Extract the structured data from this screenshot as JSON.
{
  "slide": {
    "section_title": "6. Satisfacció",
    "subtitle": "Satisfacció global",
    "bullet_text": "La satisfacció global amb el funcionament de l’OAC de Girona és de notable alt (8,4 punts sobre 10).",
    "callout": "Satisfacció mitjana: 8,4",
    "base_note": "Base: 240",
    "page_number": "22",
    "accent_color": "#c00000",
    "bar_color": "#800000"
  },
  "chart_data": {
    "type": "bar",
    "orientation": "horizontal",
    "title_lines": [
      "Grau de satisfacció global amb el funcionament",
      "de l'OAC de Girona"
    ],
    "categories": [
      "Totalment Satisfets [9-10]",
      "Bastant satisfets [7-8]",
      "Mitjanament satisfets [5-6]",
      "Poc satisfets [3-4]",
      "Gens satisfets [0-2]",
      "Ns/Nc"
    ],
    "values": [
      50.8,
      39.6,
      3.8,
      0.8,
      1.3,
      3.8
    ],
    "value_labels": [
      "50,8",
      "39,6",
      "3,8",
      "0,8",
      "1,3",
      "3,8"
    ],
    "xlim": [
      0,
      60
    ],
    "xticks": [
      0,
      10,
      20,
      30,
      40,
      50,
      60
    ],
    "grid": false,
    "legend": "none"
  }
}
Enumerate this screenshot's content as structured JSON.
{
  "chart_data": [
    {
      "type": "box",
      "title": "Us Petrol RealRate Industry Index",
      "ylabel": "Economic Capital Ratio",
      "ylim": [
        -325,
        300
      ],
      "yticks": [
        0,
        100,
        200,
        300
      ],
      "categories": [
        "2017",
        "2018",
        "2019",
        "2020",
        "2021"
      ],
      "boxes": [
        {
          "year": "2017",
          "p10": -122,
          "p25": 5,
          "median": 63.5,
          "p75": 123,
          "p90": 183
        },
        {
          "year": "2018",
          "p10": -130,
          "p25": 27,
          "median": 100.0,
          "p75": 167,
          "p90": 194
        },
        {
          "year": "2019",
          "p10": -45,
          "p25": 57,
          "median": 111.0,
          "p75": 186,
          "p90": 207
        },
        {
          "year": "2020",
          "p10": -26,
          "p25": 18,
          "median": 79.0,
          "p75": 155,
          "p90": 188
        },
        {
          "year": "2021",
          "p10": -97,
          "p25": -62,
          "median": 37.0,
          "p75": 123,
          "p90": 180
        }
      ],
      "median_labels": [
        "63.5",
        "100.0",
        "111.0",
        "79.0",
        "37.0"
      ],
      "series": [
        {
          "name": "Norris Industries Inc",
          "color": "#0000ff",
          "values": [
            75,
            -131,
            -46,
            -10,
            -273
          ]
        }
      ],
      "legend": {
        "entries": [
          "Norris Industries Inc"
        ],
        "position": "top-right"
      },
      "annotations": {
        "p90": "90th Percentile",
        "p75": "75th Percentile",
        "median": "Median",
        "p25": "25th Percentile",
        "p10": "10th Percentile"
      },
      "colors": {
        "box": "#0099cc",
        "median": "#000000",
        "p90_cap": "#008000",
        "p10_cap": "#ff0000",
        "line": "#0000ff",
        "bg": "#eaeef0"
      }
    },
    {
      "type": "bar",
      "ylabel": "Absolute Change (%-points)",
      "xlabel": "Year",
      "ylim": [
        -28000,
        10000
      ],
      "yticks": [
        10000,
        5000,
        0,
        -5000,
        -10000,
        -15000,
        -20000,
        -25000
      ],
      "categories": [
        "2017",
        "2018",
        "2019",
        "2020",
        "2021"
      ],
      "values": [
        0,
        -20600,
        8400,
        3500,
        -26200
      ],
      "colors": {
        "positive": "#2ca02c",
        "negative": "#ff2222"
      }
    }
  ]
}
----------------
● Aim
Every entry above should be retyped exactly as shown.

● Exercise response
Extract the structured data from this screenshot as JSON.
{
  "slide": {
    "section_title": "6. Satisfacció",
    "subtitle": "Satisfacció global",
    "bullet_text": "La satisfacció global amb el funcionament de l’OAC de Girona és de notable alt (8,4 punts sobre 10).",
    "callout": "Satisfacció mitjana: 8,4",
    "base_note": "Base: 240",
    "page_number": "22",
    "accent_color": "#c00000",
    "bar_color": "#800000"
  },
  "chart_data": {
    "type": "bar",
    "orientation": "horizontal",
    "title_lines": [
      "Grau de satisfacció global amb el funcionament",
      "de l'OAC de Girona"
    ],
    "categories": [
      "Totalment Satisfets [9-10]",
      "Bastant satisfets [7-8]",
      "Mitjanament satisfets [5-6]",
      "Poc satisfets [3-4]",
      "Gens satisfets [0-2]",
      "Ns/Nc"
    ],
    "values": [
      50.8,
      39.6,
      3.8,
      0.8,
      1.3,
      3.8
    ],
    "value_labels": [
      "50,8",
      "39,6",
      "3,8",
      "0,8",
      "1,3",
      "3,8"
    ],
    "xlim": [
      0,
      60
    ],
    "xticks": [
      0,
      10,
      20,
      30,
      40,
      50,
      60
    ],
    "grid": false,
    "legend": "none"
  }
}
Enumerate this screenshot's content as structured JSON.
{
  "chart_data": [
    {
      "type": "box",
      "title": "Us Petrol RealRate Industry Index",
      "ylabel": "Economic Capital Ratio",
      "ylim": [
        -325,
        300
      ],
      "yticks": [
        0,
        100,
        200,
        300
      ],
      "categories": [
        "2017",
        "2018",
        "2019",
        "2020",
        "2021"
      ],
      "boxes": [
        {
          "year": "2017",
          "p10": -122,
          "p25": 5,
          "median": 63.5,
          "p75": 123,
          "p90": 183
        },
        {
          "year": "2018",
          "p10": -130,
          "p25": 27,
          "median": 100.0,
          "p75": 167,
          "p90": 194
        },
        {
          "year": "2019",
          "p10": -45,
          "p25": 57,
          "median": 111.0,
          "p75": 186,
          "p90": 207
        },
        {
          "year": "2020",
          "p10": -26,
          "p25": 18,
          "median": 79.0,
          "p75": 155,
          "p90": 188
        },
        {
          "year": "2021",
          "p10": -97,
          "p25": -62,
          "median": 37.0,
          "p75": 123,
          "p90": 180
        }
      ],
      "median_labels": [
        "63.5",
        "100.0",
        "111.0",
        "79.0",
        "37.0"
      ],
      "series": [
        {
          "name": "Norris Industries Inc",
          "color": "#0000ff",
          "values": [
            75,
            -131,
            -46,
            -10,
            -273
          ]
        }
      ],
      "legend": {
        "entries": [
          "Norris Industries Inc"
        ],
        "position": "top-right"
      },
      "annotations": {
        "p90": "90th Percentile",
        "p75": "75th Percentile",
        "median": "Median",
        "p25": "25th Percentile",
        "p10": "10th Percentile"
      },
      "colors": {
        "box": "#0099cc",
        "median": "#000000",
        "p90_cap": "#008000",
        "p10_cap": "#ff0000",
        "line": "#0000ff",
        "bg": "#eaeef0"
      }
    },
    {
      "type": "bar",
      "ylabel": "Absolute Change (%-points)",
      "xlabel": "Year",
      "ylim": [
        -28000,
        10000
      ],
      "yticks": [
        10000,
        5000,
        0,
        -5000,
        -10000,
        -15000,
        -20000,
        -25000
      ],
      "categories": [
        "2017",
        "2018",
        "2019",
        "2020",
        "2021"
      ],
      "values": [
        0,
        -20600,
        8400,
        3500,
        -26200
      ],
      "colors": {
        "positive": "#2ca02c",
        "negative": "#ff2222"
      }
    }
  ]
}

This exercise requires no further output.